* Problem description:
Only the lines holding the string "price" are needed. Copy each one.
─── Supplied material ───
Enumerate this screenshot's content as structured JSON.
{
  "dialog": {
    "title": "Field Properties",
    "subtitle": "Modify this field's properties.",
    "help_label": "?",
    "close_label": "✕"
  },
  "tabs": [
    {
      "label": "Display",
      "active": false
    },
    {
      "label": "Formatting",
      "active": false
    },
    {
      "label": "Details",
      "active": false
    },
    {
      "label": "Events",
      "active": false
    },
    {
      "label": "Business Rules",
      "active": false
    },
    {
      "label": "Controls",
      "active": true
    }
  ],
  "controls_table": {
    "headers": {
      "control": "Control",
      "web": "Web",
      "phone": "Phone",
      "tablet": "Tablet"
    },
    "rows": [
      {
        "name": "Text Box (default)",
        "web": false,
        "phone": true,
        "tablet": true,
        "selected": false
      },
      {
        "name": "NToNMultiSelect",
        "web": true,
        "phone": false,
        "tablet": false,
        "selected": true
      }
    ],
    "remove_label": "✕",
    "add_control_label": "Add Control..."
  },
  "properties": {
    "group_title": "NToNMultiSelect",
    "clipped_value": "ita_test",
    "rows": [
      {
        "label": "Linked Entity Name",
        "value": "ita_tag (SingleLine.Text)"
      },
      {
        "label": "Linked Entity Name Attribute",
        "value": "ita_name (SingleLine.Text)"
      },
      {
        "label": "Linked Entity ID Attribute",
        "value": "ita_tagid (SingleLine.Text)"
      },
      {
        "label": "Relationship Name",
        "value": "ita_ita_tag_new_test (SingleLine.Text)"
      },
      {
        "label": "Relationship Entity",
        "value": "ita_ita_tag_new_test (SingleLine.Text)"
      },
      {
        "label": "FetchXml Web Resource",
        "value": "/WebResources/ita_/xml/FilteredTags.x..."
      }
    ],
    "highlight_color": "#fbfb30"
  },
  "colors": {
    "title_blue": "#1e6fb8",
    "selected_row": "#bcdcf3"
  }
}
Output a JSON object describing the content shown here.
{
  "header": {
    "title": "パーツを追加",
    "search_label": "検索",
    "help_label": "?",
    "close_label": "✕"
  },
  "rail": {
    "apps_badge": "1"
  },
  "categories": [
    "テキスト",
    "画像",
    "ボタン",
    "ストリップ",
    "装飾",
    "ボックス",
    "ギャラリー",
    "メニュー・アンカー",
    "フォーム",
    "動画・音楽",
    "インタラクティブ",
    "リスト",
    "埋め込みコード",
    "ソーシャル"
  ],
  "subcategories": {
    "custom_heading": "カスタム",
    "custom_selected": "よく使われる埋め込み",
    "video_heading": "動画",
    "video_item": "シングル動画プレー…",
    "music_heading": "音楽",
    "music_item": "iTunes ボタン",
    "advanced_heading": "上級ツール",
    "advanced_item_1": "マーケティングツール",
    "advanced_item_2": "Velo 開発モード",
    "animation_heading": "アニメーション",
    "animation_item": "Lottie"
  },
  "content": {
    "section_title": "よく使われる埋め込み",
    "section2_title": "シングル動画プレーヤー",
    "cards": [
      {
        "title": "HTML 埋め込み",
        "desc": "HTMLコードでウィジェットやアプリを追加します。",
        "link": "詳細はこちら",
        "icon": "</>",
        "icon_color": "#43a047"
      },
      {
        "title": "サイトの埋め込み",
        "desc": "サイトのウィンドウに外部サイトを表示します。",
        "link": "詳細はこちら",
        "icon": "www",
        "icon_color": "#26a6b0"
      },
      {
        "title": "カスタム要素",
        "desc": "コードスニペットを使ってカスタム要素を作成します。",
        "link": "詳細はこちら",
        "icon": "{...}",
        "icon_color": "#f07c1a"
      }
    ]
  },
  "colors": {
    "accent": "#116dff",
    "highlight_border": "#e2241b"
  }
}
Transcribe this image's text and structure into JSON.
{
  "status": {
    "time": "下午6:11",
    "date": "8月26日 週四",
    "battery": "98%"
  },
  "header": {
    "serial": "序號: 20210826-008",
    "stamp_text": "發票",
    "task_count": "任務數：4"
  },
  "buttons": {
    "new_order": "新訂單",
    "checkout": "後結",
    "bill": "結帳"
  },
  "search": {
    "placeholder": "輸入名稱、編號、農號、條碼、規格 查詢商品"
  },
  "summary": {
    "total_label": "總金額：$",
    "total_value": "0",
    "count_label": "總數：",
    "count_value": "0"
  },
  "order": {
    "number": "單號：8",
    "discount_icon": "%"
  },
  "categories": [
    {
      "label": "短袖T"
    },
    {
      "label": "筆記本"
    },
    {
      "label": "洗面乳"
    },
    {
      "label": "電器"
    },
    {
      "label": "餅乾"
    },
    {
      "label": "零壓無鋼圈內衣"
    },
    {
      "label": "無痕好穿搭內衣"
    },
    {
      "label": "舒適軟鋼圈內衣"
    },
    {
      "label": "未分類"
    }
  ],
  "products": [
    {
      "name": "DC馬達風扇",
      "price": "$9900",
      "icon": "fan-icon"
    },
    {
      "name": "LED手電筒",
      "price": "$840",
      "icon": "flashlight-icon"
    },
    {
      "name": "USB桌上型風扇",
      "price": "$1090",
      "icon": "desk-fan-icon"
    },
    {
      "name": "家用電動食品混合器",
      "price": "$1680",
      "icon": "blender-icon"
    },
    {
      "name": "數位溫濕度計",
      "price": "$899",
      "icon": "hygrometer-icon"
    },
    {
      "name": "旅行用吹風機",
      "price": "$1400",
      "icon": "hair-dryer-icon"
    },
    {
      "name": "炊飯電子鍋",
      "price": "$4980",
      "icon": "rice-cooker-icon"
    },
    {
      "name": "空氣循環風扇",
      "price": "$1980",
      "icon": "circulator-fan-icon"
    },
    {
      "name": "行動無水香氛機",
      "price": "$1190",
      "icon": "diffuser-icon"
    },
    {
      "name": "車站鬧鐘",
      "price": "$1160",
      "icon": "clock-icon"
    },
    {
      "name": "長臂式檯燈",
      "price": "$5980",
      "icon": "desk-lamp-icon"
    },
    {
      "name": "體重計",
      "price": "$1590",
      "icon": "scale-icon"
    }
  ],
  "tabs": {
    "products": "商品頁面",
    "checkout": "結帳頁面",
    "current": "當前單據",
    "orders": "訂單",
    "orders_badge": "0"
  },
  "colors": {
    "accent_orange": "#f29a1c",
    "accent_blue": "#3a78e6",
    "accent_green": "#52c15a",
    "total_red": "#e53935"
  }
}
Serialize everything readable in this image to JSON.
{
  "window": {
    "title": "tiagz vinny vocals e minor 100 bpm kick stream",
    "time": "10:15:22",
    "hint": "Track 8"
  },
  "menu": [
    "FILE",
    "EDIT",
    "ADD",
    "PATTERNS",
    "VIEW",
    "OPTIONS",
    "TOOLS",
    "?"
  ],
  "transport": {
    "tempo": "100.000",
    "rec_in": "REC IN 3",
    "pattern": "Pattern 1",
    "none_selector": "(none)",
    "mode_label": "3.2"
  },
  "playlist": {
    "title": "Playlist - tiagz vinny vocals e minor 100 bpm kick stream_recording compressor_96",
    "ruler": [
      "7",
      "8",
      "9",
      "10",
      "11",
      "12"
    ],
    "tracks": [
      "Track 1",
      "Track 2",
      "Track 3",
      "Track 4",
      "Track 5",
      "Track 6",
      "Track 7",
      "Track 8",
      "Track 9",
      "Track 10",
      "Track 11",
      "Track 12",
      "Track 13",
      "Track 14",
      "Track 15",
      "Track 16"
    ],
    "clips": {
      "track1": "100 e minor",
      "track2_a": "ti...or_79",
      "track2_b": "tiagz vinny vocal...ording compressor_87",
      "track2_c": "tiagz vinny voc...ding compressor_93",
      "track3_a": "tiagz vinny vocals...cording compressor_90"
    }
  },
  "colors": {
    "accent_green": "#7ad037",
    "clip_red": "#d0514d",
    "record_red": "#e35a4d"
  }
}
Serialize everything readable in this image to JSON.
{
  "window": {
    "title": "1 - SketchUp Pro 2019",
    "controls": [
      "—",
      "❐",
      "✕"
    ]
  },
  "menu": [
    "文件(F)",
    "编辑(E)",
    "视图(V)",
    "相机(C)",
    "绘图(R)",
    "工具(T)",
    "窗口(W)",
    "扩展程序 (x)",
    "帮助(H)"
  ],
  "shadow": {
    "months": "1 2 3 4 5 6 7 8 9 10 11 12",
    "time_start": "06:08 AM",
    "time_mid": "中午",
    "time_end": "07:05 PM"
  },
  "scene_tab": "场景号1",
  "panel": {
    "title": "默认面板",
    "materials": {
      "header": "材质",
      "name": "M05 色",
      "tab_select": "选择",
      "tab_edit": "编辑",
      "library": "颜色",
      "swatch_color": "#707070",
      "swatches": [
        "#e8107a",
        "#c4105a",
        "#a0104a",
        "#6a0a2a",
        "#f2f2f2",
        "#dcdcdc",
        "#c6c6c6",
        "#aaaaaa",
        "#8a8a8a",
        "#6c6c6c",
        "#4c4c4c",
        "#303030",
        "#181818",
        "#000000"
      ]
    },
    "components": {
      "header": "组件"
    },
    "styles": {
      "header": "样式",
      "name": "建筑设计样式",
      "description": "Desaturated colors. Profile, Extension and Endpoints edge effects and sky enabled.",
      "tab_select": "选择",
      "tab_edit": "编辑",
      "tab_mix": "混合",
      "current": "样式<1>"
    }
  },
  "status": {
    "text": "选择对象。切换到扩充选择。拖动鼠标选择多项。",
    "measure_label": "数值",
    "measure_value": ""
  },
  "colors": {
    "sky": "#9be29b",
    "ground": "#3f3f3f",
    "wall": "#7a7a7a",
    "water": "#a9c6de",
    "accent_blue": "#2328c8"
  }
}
───
* Solution to this exercise:
      "price": "$9900",
      "price": "$840",
      "price": "$1090",
      "price": "$1680",
      "price": "$899",
      "price": "$1400",
      "price": "$4980",
      "price": "$1980",
      "price": "$1190",
      "price": "$1160",
      "price": "$5980",
      "price": "$1590",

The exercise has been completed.